**What the exercise asks**
Work out how many lines in the entries contain the string "JSON", and give nothing but that number.
— start of Material for this task —
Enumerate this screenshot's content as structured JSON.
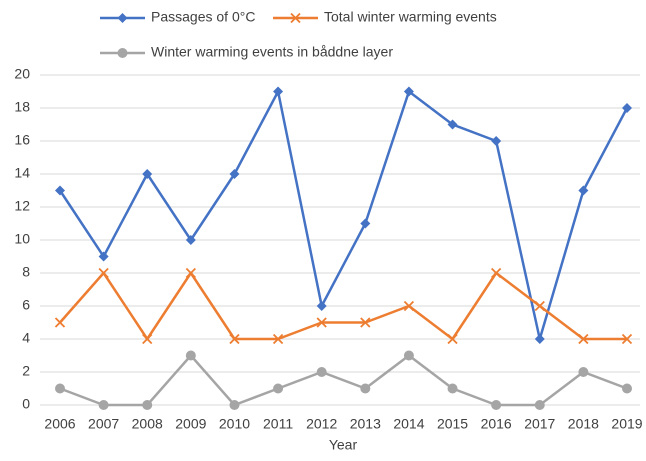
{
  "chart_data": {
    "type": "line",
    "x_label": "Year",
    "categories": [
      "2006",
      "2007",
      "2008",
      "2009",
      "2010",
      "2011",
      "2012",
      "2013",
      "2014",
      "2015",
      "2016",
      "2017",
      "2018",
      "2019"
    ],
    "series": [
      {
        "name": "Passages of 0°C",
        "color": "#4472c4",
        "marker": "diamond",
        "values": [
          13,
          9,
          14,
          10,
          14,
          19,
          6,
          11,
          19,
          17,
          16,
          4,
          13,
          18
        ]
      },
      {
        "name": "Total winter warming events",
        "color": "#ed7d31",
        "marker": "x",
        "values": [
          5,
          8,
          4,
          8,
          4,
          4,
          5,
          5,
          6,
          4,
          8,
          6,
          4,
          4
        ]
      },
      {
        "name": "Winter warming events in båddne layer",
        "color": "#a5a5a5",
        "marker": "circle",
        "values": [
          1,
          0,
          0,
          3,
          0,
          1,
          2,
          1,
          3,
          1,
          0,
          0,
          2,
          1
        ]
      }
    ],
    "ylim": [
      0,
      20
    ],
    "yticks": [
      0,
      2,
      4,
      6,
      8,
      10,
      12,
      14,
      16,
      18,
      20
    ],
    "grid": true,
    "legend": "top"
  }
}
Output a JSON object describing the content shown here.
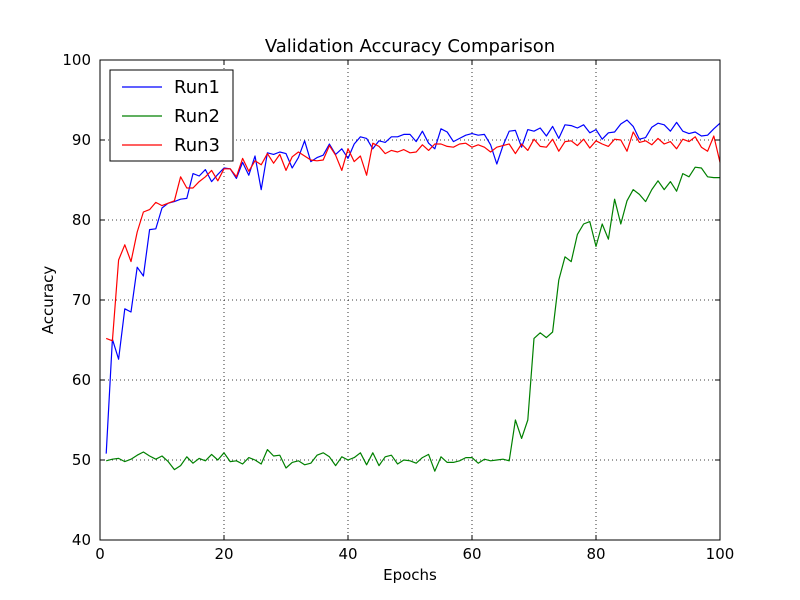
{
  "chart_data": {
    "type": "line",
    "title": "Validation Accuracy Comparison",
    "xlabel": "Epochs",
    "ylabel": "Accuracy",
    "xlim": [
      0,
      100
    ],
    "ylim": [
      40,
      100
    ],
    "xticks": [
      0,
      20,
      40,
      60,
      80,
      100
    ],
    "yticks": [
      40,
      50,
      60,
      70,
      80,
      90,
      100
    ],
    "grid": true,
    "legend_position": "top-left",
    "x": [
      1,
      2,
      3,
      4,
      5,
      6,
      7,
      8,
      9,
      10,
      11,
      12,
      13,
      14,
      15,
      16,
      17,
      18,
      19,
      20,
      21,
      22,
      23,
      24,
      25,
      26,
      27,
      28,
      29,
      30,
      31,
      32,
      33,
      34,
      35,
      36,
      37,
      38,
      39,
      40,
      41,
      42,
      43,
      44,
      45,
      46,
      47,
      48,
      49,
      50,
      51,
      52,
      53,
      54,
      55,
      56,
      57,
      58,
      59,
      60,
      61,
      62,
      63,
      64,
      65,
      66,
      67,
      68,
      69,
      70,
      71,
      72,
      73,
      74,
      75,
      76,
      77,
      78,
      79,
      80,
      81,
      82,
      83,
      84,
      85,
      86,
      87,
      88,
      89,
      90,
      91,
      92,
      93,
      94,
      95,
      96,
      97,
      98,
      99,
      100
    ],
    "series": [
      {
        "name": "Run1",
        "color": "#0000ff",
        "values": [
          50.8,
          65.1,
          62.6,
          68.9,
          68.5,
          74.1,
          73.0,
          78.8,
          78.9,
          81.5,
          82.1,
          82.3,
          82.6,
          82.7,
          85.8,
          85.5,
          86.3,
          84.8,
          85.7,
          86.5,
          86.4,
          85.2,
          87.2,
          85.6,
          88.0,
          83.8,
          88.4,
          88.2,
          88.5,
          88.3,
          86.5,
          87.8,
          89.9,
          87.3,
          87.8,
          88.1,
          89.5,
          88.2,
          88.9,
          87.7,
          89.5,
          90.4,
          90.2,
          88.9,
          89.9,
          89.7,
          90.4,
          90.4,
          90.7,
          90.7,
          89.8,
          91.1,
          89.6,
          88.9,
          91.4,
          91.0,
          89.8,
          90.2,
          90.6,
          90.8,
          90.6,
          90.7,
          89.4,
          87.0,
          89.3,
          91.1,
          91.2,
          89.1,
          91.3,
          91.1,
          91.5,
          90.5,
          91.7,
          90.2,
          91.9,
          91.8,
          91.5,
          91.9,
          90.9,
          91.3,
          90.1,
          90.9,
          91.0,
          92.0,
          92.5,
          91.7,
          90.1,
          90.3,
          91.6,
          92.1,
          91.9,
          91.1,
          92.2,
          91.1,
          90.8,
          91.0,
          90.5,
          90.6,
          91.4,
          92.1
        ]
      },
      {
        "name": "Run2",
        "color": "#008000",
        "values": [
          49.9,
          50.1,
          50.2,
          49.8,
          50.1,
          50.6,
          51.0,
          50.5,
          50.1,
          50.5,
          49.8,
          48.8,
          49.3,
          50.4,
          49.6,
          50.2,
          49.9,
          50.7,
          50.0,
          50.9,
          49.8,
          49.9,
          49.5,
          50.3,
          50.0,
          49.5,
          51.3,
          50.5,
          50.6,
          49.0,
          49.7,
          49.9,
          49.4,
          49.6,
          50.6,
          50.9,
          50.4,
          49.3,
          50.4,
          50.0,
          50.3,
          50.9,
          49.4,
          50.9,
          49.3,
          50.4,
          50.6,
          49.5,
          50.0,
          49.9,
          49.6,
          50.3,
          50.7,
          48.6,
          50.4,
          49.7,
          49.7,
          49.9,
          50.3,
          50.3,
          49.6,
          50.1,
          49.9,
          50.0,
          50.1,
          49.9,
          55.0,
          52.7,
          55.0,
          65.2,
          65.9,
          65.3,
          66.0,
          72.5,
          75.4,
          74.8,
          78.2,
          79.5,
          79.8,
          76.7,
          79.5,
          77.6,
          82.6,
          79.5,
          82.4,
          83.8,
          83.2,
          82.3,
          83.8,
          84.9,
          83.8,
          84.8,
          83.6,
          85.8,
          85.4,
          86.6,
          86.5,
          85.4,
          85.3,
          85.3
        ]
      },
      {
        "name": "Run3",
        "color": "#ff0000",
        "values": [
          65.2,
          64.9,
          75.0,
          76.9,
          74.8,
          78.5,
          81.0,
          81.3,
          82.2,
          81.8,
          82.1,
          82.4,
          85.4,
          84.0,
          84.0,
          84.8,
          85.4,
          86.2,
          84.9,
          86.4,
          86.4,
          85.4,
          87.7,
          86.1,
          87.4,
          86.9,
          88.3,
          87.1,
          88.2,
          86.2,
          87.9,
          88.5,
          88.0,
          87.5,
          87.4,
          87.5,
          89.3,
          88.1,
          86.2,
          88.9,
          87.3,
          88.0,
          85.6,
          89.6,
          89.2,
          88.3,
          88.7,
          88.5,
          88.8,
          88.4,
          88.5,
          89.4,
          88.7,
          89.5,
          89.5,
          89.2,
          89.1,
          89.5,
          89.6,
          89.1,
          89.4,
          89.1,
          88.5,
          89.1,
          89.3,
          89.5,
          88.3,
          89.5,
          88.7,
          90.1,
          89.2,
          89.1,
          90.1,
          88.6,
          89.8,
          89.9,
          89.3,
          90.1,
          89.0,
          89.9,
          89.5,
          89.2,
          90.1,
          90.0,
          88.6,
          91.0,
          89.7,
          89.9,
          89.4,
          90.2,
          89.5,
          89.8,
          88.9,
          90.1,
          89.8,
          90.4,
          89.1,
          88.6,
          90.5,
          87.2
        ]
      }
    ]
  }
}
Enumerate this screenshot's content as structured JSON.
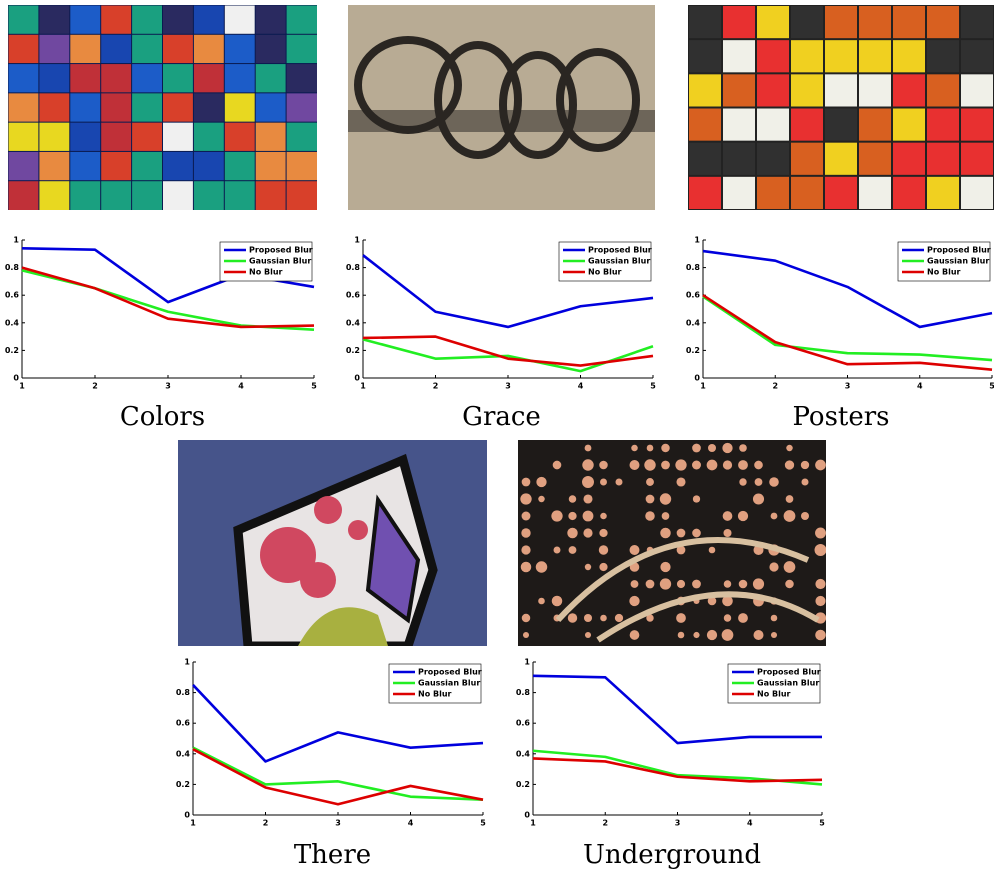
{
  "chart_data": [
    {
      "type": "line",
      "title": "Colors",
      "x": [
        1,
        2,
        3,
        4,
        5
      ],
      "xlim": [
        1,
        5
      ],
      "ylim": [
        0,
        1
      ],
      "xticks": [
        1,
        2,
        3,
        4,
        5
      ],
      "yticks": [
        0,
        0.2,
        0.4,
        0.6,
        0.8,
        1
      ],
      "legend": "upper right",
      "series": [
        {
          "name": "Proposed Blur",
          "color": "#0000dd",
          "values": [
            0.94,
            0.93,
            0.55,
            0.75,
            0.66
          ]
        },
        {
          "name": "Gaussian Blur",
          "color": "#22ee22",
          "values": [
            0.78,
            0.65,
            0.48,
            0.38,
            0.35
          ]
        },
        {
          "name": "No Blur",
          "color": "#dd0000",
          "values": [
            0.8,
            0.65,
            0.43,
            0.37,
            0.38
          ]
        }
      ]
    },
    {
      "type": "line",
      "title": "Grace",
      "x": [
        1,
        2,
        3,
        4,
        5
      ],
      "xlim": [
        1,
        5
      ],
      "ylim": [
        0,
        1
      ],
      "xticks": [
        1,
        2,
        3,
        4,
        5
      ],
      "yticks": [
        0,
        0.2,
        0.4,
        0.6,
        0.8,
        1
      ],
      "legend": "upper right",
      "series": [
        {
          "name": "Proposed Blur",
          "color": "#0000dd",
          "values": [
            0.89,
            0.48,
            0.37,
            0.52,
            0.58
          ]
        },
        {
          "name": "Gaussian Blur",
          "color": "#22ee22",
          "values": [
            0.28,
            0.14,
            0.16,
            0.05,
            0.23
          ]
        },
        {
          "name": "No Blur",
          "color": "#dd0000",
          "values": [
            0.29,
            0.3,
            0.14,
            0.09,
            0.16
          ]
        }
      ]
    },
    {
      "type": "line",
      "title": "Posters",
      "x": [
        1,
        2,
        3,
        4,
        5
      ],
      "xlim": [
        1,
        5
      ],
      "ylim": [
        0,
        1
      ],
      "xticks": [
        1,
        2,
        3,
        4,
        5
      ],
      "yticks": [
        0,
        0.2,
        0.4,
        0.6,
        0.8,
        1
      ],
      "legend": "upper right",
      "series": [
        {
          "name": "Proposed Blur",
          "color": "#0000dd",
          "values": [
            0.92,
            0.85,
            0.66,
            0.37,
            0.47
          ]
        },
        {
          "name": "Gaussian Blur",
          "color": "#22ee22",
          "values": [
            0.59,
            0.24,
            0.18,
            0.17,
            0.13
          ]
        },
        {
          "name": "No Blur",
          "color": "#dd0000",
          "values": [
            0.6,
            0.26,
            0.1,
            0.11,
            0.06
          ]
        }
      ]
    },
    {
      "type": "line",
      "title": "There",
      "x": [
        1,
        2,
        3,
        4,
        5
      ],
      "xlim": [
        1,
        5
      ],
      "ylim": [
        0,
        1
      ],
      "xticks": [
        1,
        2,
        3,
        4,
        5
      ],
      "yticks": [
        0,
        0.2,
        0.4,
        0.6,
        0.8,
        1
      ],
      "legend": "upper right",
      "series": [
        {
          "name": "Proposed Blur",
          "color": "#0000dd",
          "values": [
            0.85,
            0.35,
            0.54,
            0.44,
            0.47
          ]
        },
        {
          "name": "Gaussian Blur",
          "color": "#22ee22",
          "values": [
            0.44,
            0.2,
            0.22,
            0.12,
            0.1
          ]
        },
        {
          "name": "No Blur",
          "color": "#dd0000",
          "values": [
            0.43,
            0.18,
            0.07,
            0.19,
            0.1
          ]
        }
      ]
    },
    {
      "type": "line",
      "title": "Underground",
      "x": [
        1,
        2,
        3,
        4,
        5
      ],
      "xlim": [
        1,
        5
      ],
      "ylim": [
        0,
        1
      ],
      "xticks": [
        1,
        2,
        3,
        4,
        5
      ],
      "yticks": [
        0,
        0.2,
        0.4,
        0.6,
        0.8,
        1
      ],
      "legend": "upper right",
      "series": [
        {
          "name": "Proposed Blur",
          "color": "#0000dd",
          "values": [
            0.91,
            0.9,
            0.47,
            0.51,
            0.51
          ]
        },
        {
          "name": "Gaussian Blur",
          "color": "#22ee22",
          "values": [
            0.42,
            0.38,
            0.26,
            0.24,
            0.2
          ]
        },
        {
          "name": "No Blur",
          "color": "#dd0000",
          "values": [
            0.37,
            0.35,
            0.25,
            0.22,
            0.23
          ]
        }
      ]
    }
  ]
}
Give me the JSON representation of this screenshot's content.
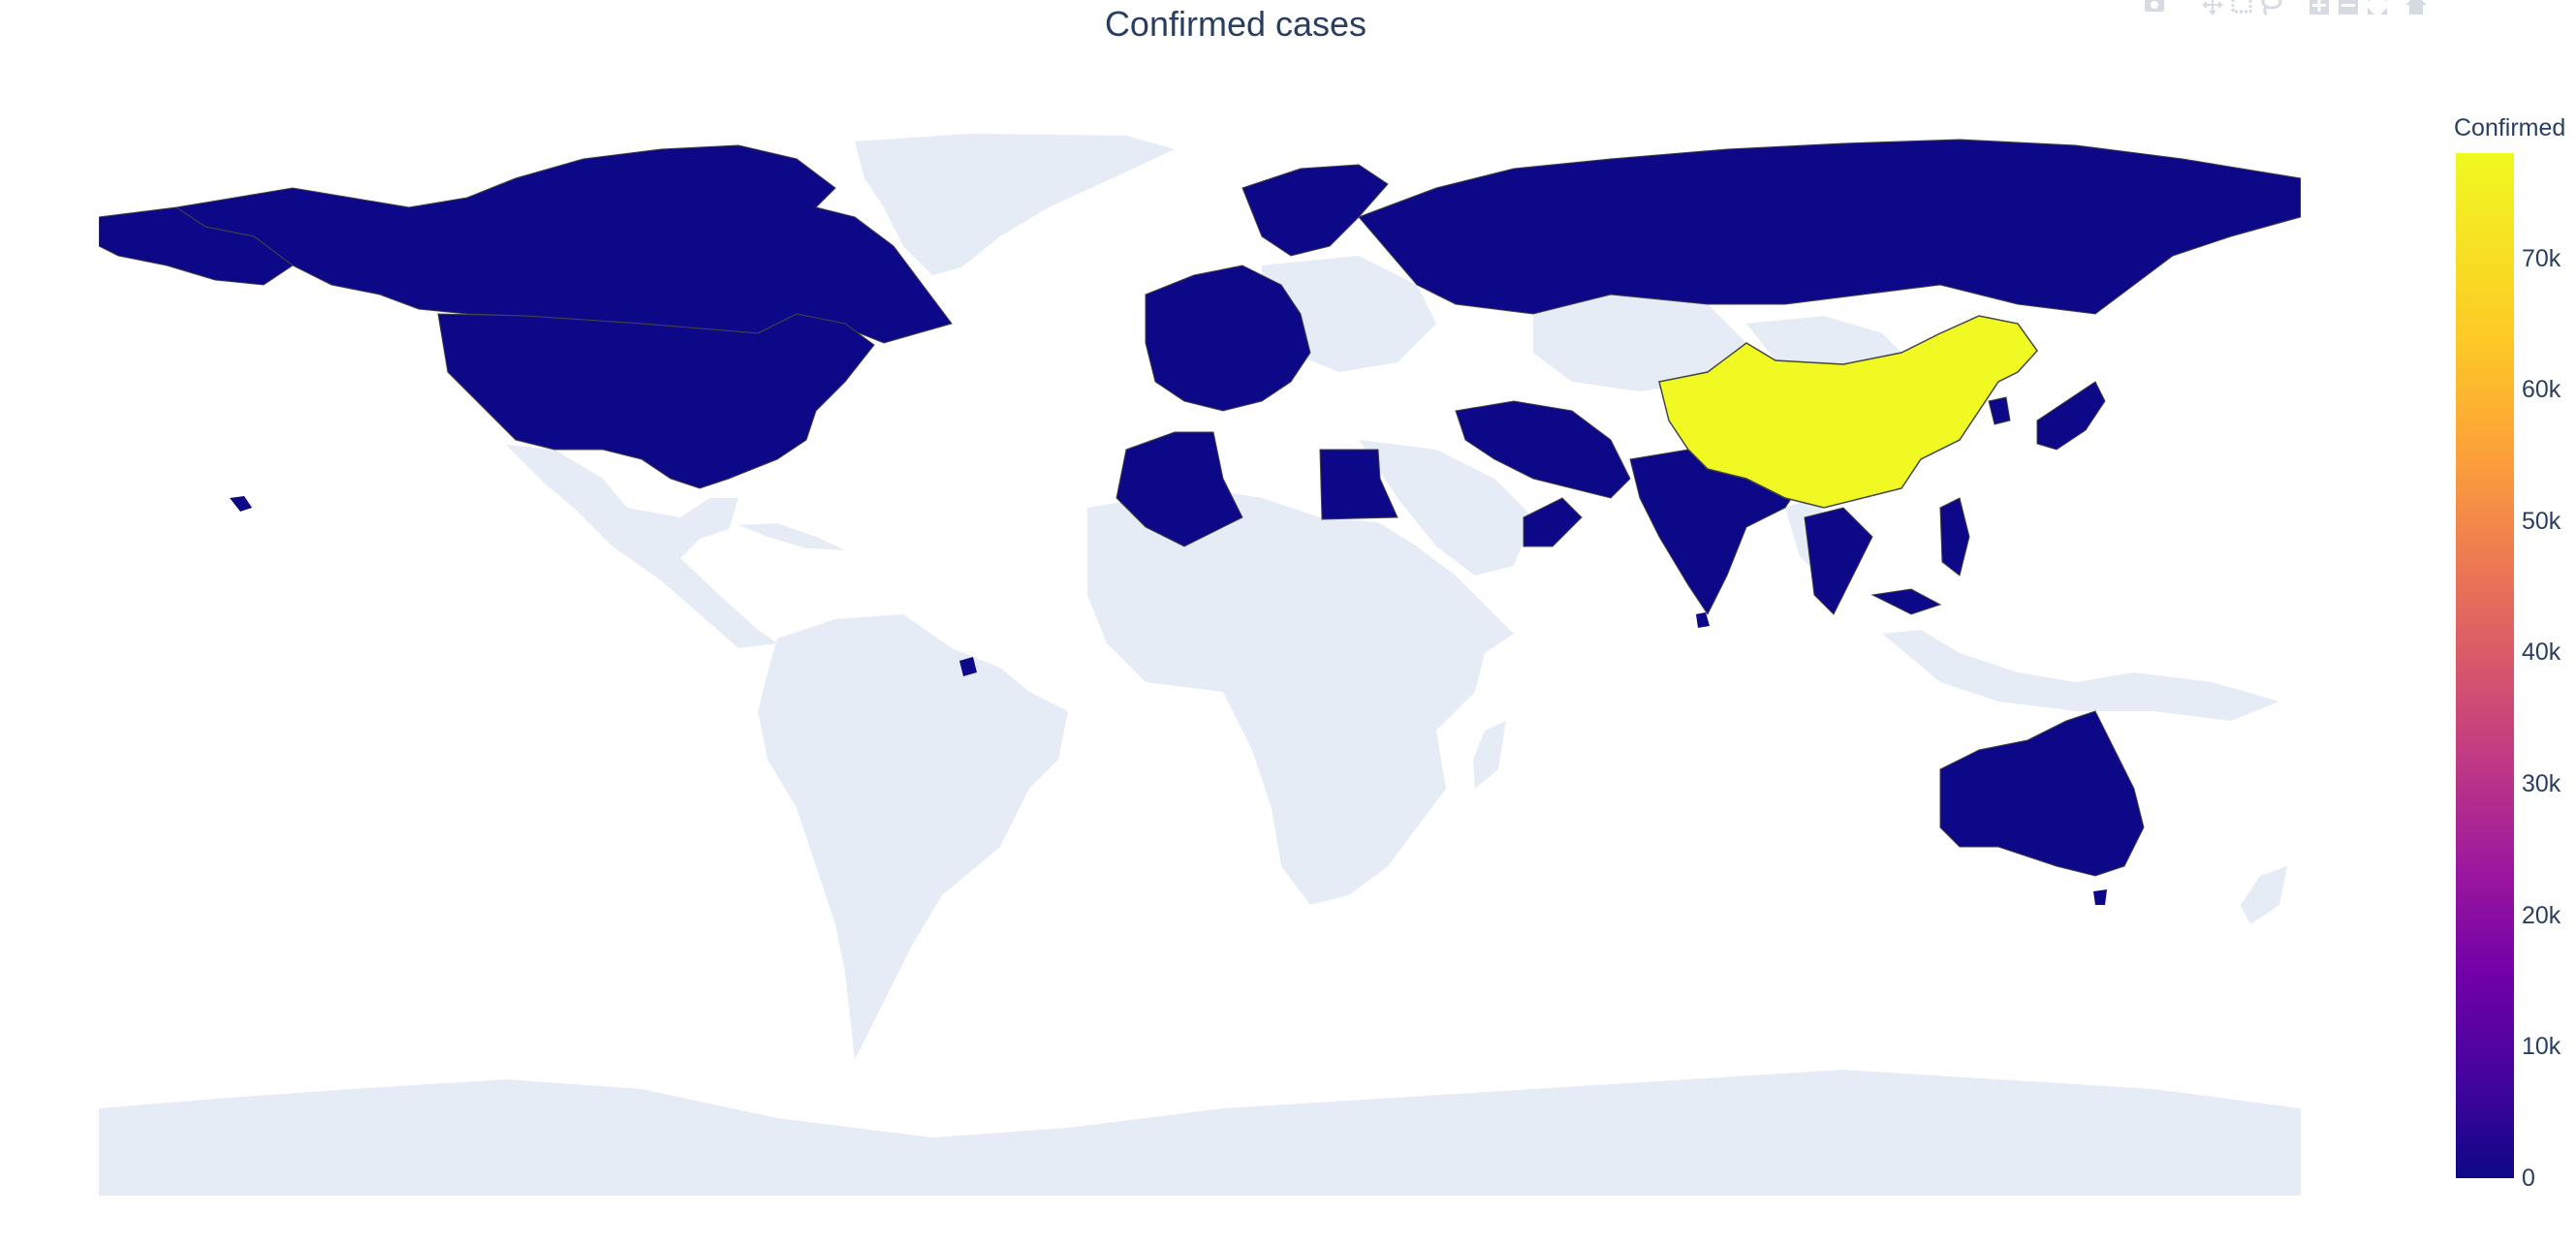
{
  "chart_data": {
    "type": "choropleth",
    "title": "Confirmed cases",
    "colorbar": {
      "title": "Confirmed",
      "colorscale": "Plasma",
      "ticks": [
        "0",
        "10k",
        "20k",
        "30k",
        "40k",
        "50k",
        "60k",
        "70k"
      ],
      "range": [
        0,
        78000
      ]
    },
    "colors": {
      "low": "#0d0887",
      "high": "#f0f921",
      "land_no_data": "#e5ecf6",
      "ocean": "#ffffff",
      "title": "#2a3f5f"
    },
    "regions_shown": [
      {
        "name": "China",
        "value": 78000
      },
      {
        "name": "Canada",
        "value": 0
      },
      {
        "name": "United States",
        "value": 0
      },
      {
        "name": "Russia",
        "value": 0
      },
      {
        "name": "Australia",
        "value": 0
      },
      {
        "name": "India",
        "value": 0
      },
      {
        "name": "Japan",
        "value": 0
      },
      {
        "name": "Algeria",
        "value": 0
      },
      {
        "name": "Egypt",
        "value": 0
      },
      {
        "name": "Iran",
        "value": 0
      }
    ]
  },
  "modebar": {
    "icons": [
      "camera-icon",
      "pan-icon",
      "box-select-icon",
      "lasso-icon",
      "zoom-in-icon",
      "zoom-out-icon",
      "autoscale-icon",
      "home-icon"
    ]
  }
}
— end of Material for this task —
**Finished exercise**
4